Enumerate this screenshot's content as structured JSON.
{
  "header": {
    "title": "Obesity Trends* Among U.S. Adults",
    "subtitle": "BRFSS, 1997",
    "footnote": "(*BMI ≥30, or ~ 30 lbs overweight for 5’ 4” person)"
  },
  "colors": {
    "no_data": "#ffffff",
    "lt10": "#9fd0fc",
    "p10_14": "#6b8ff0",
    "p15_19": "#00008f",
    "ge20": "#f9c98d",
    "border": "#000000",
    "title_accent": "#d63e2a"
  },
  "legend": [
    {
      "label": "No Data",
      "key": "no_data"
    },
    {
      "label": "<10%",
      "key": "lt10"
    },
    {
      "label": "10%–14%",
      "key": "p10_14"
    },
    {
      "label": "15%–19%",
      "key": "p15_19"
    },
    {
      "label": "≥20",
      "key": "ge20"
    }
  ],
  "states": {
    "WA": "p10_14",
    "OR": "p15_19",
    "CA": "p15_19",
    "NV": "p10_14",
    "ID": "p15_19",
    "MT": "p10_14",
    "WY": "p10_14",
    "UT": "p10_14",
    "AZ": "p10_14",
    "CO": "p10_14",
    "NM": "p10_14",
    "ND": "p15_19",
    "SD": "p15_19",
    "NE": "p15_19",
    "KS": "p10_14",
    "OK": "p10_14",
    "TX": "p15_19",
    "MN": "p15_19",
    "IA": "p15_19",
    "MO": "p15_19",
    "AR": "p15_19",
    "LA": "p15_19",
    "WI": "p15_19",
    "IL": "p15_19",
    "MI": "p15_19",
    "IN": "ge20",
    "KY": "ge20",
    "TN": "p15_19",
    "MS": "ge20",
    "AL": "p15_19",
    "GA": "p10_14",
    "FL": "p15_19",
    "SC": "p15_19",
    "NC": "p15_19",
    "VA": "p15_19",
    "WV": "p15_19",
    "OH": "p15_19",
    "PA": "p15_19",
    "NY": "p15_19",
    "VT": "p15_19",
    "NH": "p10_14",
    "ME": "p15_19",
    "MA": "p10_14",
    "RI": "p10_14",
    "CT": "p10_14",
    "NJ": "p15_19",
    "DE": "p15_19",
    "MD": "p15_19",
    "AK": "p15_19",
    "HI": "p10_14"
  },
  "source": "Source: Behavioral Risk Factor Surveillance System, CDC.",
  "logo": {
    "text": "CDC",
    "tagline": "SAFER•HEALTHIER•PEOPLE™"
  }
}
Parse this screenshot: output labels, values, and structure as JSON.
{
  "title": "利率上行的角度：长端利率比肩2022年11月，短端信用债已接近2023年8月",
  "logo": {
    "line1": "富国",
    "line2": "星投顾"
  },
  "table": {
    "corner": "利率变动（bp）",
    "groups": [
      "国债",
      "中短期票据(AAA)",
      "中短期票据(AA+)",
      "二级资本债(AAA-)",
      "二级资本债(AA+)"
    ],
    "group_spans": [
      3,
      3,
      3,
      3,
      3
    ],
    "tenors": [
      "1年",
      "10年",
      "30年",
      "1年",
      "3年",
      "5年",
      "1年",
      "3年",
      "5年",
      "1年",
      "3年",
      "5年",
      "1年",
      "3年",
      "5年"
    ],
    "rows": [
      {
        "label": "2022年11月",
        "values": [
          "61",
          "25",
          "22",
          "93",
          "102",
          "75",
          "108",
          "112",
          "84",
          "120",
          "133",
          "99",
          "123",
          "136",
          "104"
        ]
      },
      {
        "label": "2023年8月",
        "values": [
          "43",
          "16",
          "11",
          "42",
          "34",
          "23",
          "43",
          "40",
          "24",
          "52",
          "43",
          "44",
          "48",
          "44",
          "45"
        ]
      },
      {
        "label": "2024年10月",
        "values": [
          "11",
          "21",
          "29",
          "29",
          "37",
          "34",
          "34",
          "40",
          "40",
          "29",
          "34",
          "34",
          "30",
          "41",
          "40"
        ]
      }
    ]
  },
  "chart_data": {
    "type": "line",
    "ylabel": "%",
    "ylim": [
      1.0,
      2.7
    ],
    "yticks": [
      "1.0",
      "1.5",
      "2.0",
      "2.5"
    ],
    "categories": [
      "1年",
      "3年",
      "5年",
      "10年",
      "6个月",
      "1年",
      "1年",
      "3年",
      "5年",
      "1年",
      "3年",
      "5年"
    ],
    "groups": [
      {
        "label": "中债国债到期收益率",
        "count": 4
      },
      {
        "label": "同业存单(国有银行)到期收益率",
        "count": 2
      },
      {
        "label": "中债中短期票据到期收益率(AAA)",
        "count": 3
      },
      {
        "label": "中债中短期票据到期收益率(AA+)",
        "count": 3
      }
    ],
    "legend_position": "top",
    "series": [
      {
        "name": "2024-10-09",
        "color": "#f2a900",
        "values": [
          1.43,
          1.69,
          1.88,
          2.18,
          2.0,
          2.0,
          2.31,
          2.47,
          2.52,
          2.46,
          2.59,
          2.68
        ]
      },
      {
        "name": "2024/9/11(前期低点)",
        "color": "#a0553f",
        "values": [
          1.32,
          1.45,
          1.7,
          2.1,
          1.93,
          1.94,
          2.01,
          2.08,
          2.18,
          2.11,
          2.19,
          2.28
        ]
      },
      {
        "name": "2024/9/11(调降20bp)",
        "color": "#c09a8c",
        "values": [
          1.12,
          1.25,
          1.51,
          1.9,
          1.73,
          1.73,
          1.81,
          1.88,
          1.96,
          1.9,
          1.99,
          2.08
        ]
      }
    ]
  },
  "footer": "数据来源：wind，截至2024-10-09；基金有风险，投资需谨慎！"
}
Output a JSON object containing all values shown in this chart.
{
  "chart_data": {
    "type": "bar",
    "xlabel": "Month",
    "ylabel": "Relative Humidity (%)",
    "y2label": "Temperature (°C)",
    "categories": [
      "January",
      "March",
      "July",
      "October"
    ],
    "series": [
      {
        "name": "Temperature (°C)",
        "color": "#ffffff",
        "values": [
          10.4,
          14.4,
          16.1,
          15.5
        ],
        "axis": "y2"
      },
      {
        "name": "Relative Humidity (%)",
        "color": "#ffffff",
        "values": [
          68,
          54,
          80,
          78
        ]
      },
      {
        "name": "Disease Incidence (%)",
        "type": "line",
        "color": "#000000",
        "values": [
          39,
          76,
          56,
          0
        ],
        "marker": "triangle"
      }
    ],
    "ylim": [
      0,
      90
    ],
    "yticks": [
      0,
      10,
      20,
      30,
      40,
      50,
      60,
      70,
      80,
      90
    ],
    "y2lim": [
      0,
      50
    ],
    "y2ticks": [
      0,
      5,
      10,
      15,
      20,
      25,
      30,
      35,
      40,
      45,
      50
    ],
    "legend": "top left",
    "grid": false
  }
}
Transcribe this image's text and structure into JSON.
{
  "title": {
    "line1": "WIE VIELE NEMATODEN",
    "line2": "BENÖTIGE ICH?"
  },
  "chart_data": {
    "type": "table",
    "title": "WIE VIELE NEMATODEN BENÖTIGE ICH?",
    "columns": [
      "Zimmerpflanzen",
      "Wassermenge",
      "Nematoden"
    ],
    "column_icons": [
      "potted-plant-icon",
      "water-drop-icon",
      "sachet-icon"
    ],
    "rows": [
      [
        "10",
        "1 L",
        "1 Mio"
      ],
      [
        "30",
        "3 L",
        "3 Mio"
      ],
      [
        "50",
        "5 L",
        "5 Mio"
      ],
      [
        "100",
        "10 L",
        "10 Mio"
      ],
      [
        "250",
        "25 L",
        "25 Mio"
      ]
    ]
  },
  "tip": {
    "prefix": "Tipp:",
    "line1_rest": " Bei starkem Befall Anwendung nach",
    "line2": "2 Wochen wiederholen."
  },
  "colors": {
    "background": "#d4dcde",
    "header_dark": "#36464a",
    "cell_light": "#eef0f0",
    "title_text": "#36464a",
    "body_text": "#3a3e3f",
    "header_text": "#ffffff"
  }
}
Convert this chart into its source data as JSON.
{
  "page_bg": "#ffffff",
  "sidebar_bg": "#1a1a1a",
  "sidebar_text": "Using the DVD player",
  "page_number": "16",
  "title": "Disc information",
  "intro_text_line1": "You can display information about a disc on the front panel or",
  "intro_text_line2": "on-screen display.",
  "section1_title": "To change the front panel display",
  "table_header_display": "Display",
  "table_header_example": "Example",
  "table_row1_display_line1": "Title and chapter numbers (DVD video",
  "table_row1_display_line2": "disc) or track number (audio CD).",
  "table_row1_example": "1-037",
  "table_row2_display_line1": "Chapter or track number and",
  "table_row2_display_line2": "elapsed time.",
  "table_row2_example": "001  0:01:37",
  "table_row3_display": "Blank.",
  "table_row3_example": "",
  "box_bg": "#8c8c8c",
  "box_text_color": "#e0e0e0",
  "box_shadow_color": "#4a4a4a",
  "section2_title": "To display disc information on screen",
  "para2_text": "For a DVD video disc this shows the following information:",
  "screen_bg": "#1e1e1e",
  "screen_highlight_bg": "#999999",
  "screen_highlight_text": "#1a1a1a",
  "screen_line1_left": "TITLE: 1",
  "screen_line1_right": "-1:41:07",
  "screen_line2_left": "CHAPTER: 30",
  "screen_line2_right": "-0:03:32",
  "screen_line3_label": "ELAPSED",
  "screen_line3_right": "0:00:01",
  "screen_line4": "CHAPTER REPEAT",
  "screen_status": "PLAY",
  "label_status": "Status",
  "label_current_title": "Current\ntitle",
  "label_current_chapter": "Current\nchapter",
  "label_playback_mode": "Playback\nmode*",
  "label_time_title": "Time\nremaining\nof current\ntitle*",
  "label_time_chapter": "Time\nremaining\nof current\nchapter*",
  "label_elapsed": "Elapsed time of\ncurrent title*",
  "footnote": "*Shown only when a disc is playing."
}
· · · · ·
- WRITTEN REQUEST -
Look through the listing above and count the lines where the string "source" appears. Report the number only.

- TASK OUTPUT -
2